The questions of loyalty as between Church and State have always been particularly difficult. According to English historian Edward Gibbon, much of the persecutions of Christians under the Roman Empire stemmed from the latter’s intransigence to make even the slightest recognition of loyalty to the Emperor (i.e., burning some incense before a statuette of the Emperor) which was interpreted by Christians not as a civic or patriotic ritual, but one of idolatrous recognition of the divinity of the Emperor rather than that of Christ. Christians would face the most severe tortures and death, rather than submit to this ritual.
Much later, English Catholics and French Protestants were almost invariably suspected of treason against their respective countries, and subject to the severest persecutions. The Huguenots of France – after such calamities as the St. Bartholomew’s Night Massacre — were almost entirely expelled in the end – becoming part of Protestant societies. The brief Catholic ascendancy of Queen Mary in England was continually characterized by Protestant English historians as a period of bloody persecution. Arguably, it was her Protestant successor Queen Elizabeth who carried out far more extensive persecutions of Roman Catholics. The so-called Test Acts introduced at a later period called for every person in the realm to receive communion in the Church of England two or three times a year, or be stripped of all civil and political rights. At that time, it was well-known that very few sincere and devoted Roman Catholics would consent to do that — so these were an odious vehicle for deliberate, mass disenfranchisement. One of the best indications of the ingrained anti-Catholicism of the English or British state were its habitual, derogatory references to „Popery”, or „the Romish church” (with its „Jesuit spies” and „Spanish Inquisition”), seen as „enemy number one.”

» Your goal: Pick up after the last sentence of the passage on loyalty between Church and State and keep writing it.

» Provided records:
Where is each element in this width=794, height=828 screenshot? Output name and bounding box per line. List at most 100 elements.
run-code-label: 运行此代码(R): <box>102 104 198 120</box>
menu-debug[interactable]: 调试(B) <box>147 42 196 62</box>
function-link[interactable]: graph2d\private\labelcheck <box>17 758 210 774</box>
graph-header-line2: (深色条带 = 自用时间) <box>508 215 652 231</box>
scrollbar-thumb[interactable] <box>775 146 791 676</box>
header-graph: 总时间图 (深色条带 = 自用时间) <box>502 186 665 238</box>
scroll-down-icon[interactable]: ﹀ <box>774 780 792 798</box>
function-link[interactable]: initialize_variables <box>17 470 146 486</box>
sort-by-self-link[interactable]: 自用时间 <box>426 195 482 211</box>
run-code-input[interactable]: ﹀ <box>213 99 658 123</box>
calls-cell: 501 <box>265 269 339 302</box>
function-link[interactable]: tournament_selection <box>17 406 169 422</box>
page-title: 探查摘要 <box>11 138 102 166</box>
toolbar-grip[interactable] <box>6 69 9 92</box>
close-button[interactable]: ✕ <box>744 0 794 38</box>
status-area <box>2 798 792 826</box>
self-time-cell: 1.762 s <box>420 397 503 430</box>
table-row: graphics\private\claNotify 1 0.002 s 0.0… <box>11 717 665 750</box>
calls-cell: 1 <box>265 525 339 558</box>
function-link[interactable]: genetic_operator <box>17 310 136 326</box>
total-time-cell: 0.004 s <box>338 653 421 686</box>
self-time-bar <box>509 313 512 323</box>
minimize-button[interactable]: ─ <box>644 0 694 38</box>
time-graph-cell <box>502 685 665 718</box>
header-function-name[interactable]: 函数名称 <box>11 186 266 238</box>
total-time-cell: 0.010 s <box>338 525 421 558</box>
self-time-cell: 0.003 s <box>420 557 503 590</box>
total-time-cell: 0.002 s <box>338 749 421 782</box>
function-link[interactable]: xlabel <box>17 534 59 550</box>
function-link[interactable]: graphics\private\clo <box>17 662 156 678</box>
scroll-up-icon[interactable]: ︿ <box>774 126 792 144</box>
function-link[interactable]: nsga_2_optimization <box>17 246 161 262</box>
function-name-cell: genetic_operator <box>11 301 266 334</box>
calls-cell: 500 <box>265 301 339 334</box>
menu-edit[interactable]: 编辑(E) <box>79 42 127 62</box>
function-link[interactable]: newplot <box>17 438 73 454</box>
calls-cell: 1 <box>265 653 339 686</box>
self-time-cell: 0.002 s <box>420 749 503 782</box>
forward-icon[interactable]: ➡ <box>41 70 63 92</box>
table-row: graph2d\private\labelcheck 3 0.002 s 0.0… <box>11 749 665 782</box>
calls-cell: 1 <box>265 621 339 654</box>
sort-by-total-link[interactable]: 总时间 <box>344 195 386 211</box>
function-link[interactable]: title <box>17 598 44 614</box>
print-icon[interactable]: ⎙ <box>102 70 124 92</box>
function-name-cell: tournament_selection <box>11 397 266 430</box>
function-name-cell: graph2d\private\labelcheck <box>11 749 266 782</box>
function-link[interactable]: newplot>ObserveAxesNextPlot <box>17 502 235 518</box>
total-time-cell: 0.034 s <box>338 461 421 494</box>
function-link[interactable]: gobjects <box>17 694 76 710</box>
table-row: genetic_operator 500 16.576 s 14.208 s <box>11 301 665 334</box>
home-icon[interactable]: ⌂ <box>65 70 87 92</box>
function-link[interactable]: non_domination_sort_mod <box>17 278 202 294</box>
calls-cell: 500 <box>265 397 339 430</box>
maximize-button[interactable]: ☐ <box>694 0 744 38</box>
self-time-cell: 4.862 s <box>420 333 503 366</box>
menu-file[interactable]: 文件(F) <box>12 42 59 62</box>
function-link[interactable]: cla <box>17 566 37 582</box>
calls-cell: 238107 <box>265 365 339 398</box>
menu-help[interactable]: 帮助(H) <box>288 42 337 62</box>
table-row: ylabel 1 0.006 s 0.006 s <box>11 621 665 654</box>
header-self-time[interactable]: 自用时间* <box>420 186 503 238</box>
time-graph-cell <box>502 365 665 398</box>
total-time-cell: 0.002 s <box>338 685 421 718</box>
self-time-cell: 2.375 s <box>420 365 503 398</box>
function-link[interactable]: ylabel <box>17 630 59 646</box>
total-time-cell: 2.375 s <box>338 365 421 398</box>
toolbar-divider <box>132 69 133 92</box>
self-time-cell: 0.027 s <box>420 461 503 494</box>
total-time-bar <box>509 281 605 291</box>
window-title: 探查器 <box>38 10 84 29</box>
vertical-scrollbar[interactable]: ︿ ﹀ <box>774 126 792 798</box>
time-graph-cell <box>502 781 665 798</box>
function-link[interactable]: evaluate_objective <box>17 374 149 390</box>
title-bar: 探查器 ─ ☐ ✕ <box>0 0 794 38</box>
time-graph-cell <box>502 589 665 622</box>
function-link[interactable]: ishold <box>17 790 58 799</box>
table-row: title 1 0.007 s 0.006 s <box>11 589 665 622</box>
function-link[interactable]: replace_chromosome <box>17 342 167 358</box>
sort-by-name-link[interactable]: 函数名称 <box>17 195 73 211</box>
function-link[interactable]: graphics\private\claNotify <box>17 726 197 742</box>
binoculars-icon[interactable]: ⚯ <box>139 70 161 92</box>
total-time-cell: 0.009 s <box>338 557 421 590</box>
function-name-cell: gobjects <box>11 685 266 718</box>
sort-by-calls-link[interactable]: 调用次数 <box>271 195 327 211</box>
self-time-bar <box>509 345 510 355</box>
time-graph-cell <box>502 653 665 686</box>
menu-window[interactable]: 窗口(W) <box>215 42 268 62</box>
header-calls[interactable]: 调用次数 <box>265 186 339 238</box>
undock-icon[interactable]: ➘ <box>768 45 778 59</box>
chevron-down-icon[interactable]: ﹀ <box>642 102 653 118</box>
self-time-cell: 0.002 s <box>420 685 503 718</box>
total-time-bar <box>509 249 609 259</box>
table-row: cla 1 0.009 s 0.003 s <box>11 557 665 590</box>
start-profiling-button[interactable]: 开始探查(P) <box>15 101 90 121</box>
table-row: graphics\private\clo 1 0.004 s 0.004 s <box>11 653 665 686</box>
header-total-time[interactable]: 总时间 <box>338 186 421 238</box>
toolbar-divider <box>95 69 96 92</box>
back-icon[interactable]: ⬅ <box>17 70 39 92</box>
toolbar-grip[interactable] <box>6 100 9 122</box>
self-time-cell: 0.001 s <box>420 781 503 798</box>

» Response:
Nevertheless, Roman Catholicism in England managed to attract a long and illustrious lineage of intellectual apologists, such as Sir Thomas More, many of whom faced martyrdom.
The anti-Catholicism of the English or British state was largely transferred to America. In virtually any era of America’s history, one could point to periodic outbreaks of severe anti-Catholicism. Indeed, Roman Catholics have been under almost constant suspicion — whether from Protestant or secularist critics — of being „un-American.” At the same time, it must be pointed out that probably one of the largest desertions from the U.S. army occurred during the Mexican-American War, where the Mexicans were able to raise the so-called San Patricio battalion from Irish Catholic U.S. deserters and prisoners of war. The U.S. army unsurprisingly immediately hanged upon capture any identified member of this formation.
One of the most savage, modern armed conflicts between Church and State was the uprising of the so-called Cristeros in late-1920s Mexico – against a ferociously enforced secularization. There is a very recent major movie depicting this conflict – For Greater Glory.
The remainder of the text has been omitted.